Stated goal: In the material below, identify each line bearing the word "นางสาวพ". Reproduce those lines.

* * *

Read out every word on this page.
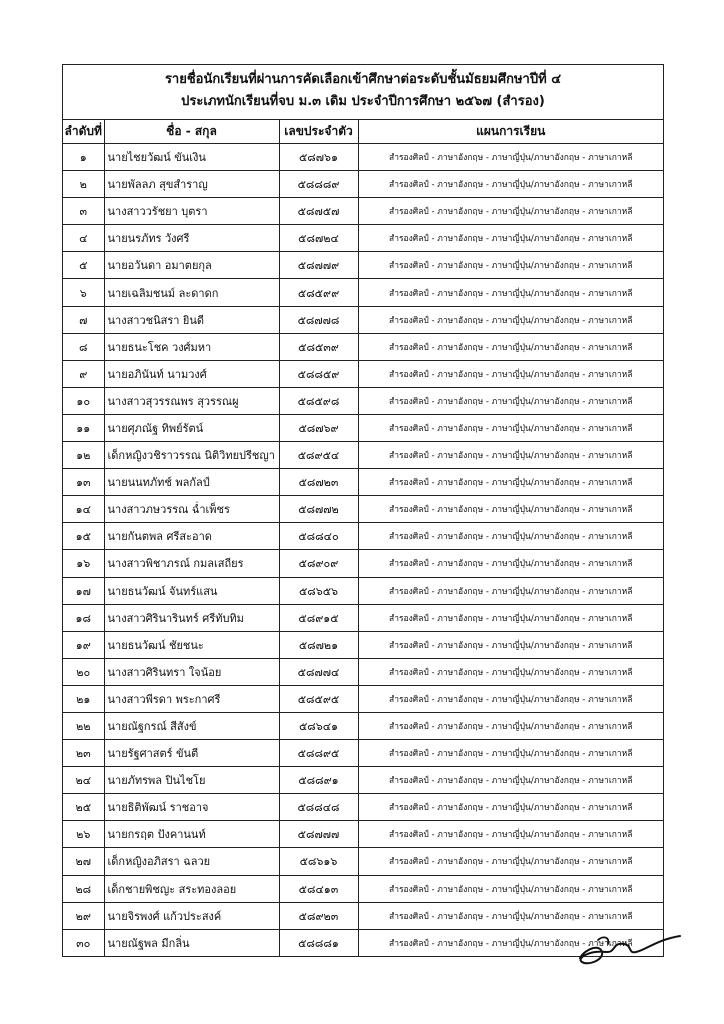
รายชื่อนักเรียนที่ผ่านการคัดเลือกเข้าศึกษาต่อระดับชั้นมัธยมศึกษาปีที่ ๔
ประเภทนักเรียนที่จบ ม.๓ เดิม ประจำปีการศึกษา ๒๕๖๗ (สำรอง)
ลำดับที่	ชื่อ - สกุล	เลขประจำตัว	แผนการเรียน
๑	นายไชยวัฒน์ ขันเงิน	๕๘๗๖๑	สำรองศิลป์ - ภาษาอังกฤษ - ภาษาญี่ปุ่น/ภาษาอังกฤษ - ภาษาเกาหลี
๒	นายพัลลภ สุขสำราญ	๕๘๘๘๙	สำรองศิลป์ - ภาษาอังกฤษ - ภาษาญี่ปุ่น/ภาษาอังกฤษ - ภาษาเกาหลี
๓	นางสาววรัชยา บุตรา	๕๘๗๕๗	สำรองศิลป์ - ภาษาอังกฤษ - ภาษาญี่ปุ่น/ภาษาอังกฤษ - ภาษาเกาหลี
๔	นายนรภัทร วังศรี	๕๘๗๒๔	สำรองศิลป์ - ภาษาอังกฤษ - ภาษาญี่ปุ่น/ภาษาอังกฤษ - ภาษาเกาหลี
๕	นายอวันดา อมาตยกุล	๕๘๗๗๙	สำรองศิลป์ - ภาษาอังกฤษ - ภาษาญี่ปุ่น/ภาษาอังกฤษ - ภาษาเกาหลี
๖	นายเฉลิมชนม์ ละดาดก	๕๘๕๙๙	สำรองศิลป์ - ภาษาอังกฤษ - ภาษาญี่ปุ่น/ภาษาอังกฤษ - ภาษาเกาหลี
๗	นางสาวชนิสรา ยินดี	๕๘๗๗๘	สำรองศิลป์ - ภาษาอังกฤษ - ภาษาญี่ปุ่น/ภาษาอังกฤษ - ภาษาเกาหลี
๘	นายธนะโชค วงศ์มหา	๕๘๕๓๙	สำรองศิลป์ - ภาษาอังกฤษ - ภาษาญี่ปุ่น/ภาษาอังกฤษ - ภาษาเกาหลี
๙	นายอภินันท์ นามวงศ์	๕๘๘๕๙	สำรองศิลป์ - ภาษาอังกฤษ - ภาษาญี่ปุ่น/ภาษาอังกฤษ - ภาษาเกาหลี
๑๐	นางสาวสุวรรณพร สุวรรณผู	๕๘๕๙๘	สำรองศิลป์ - ภาษาอังกฤษ - ภาษาญี่ปุ่น/ภาษาอังกฤษ - ภาษาเกาหลี
๑๑	นายศุภณัฐ ทิพย์รัตน์	๕๘๗๖๙	สำรองศิลป์ - ภาษาอังกฤษ - ภาษาญี่ปุ่น/ภาษาอังกฤษ - ภาษาเกาหลี
๑๒	เด็กหญิงวชิราวรรณ นิติวิทยปรีชญา	๕๘๙๕๔	สำรองศิลป์ - ภาษาอังกฤษ - ภาษาญี่ปุ่น/ภาษาอังกฤษ - ภาษาเกาหลี
๑๓	นายนนทภัทช์ พลกัลป์	๕๘๗๒๓	สำรองศิลป์ - ภาษาอังกฤษ - ภาษาญี่ปุ่น/ภาษาอังกฤษ - ภาษาเกาหลี
๑๔	นางสาวภษวรรณ ฉ่ำเพ็ชร	๕๘๗๗๒	สำรองศิลป์ - ภาษาอังกฤษ - ภาษาญี่ปุ่น/ภาษาอังกฤษ - ภาษาเกาหลี
๑๕	นายกันตพล ศรีสะอาด	๕๘๘๔๐	สำรองศิลป์ - ภาษาอังกฤษ - ภาษาญี่ปุ่น/ภาษาอังกฤษ - ภาษาเกาหลี
๑๖	นางสาวพิชาภรณ์ กมลเสถียร	๕๘๙๐๙	สำรองศิลป์ - ภาษาอังกฤษ - ภาษาญี่ปุ่น/ภาษาอังกฤษ - ภาษาเกาหลี
๑๗	นายธนวัฒน์ จันทร์แสน	๕๘๖๕๖	สำรองศิลป์ - ภาษาอังกฤษ - ภาษาญี่ปุ่น/ภาษาอังกฤษ - ภาษาเกาหลี
๑๘	นางสาวศิรินารินทร์ ศรีทับทิม	๕๘๙๑๕	สำรองศิลป์ - ภาษาอังกฤษ - ภาษาญี่ปุ่น/ภาษาอังกฤษ - ภาษาเกาหลี
๑๙	นายธนวัฒน์ ชัยชนะ	๕๘๗๒๑	สำรองศิลป์ - ภาษาอังกฤษ - ภาษาญี่ปุ่น/ภาษาอังกฤษ - ภาษาเกาหลี
๒๐	นางสาวศิรินทรา ใจน้อย	๕๘๗๗๔	สำรองศิลป์ - ภาษาอังกฤษ - ภาษาญี่ปุ่น/ภาษาอังกฤษ - ภาษาเกาหลี
๒๑	นางสาวพีรดา พระกาศรี	๕๘๕๙๕	สำรองศิลป์ - ภาษาอังกฤษ - ภาษาญี่ปุ่น/ภาษาอังกฤษ - ภาษาเกาหลี
๒๒	นายณัฐกรณ์ สีสังข์	๕๘๖๔๑	สำรองศิลป์ - ภาษาอังกฤษ - ภาษาญี่ปุ่น/ภาษาอังกฤษ - ภาษาเกาหลี
๒๓	นายรัฐศาสตร์ ขันตี	๕๘๘๙๕	สำรองศิลป์ - ภาษาอังกฤษ - ภาษาญี่ปุ่น/ภาษาอังกฤษ - ภาษาเกาหลี
๒๔	นายภัทรพล ปินไชโย	๕๘๘๙๑	สำรองศิลป์ - ภาษาอังกฤษ - ภาษาญี่ปุ่น/ภาษาอังกฤษ - ภาษาเกาหลี
๒๕	นายธิติพัฒน์ ราชอาจ	๕๘๘๔๘	สำรองศิลป์ - ภาษาอังกฤษ - ภาษาญี่ปุ่น/ภาษาอังกฤษ - ภาษาเกาหลี
๒๖	นายกรฤต ปังคานนท์	๕๘๗๗๗	สำรองศิลป์ - ภาษาอังกฤษ - ภาษาญี่ปุ่น/ภาษาอังกฤษ - ภาษาเกาหลี
๒๗	เด็กหญิงอภิสรา ฉลวย	๕๘๖๑๖	สำรองศิลป์ - ภาษาอังกฤษ - ภาษาญี่ปุ่น/ภาษาอังกฤษ - ภาษาเกาหลี
๒๘	เด็กชายพิชญะ สระทองลอย	๕๘๔๑๓	สำรองศิลป์ - ภาษาอังกฤษ - ภาษาญี่ปุ่น/ภาษาอังกฤษ - ภาษาเกาหลี
๒๙	นายจิรพงศ์ แก้วประสงค์	๕๘๙๒๓	สำรองศิลป์ - ภาษาอังกฤษ - ภาษาญี่ปุ่น/ภาษาอังกฤษ - ภาษาเกาหลี
๓๐	นายณัฐพล มีกลิ่น	๕๘๘๘๑	สำรองศิลป์ - ภาษาอังกฤษ - ภาษาญี่ปุ่น/ภาษาอังกฤษ - ภาษาเกาหลี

* * *

Response to the exercise:
๑๖	นางสาวพิชาภรณ์ กมลเสถียร	๕๘๙๐๙	สำรองศิลป์ - ภาษาอังกฤษ - ภาษาญี่ปุ่น/ภาษาอังกฤษ - ภาษาเกาหลี
๒๑	นางสาวพีรดา พระกาศรี	๕๘๕๙๕	สำรองศิลป์ - ภาษาอังกฤษ - ภาษาญี่ปุ่น/ภาษาอังกฤษ - ภาษาเกาหลี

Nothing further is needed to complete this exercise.